(Data records)

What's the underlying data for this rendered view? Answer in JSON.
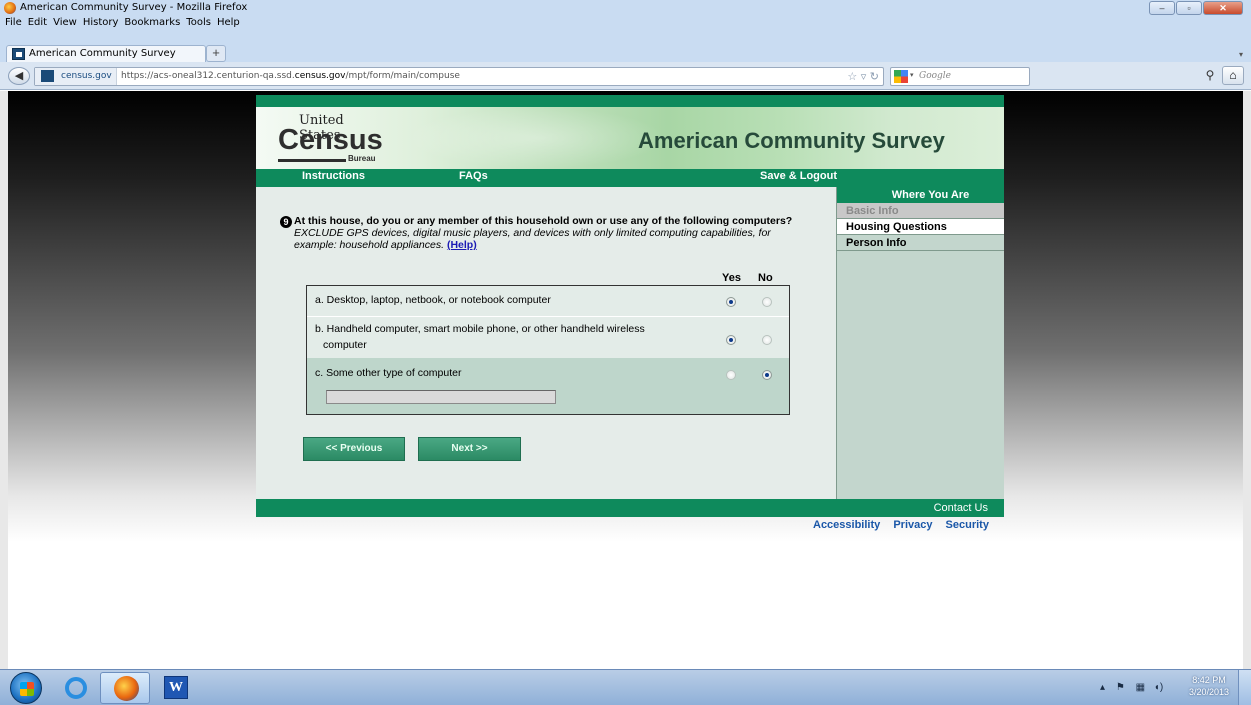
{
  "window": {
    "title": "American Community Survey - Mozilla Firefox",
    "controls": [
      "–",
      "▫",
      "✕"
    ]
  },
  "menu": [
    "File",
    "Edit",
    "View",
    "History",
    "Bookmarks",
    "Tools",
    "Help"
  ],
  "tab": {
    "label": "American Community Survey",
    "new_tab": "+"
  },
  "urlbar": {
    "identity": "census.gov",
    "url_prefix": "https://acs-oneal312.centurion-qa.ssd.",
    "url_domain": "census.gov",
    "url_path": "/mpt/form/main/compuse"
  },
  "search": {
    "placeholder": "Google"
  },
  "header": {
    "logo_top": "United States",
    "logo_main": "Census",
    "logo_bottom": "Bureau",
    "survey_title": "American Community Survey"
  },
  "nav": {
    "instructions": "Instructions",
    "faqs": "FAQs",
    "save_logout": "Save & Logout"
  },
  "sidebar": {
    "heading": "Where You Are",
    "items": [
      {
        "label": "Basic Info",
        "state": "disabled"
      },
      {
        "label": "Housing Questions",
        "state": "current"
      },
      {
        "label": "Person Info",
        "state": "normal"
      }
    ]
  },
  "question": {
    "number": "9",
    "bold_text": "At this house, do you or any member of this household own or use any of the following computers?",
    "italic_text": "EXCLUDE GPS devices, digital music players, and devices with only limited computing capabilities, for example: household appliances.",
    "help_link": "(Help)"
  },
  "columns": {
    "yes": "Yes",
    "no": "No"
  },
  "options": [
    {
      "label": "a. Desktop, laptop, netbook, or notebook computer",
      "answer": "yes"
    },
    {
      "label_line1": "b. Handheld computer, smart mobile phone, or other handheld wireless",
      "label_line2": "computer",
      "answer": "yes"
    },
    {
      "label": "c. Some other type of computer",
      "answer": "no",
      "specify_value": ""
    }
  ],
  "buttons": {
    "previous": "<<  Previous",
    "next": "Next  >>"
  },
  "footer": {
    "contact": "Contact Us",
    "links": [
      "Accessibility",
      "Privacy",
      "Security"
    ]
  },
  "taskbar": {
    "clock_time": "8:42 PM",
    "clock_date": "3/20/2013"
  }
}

Task requirements. Copy each line above containing the string "this".

Task response.
What's the underlying data for this rendered view? Answer in JSON.
    "bold_text": "At this house, do you or any member of this household own or use any of the following computers?",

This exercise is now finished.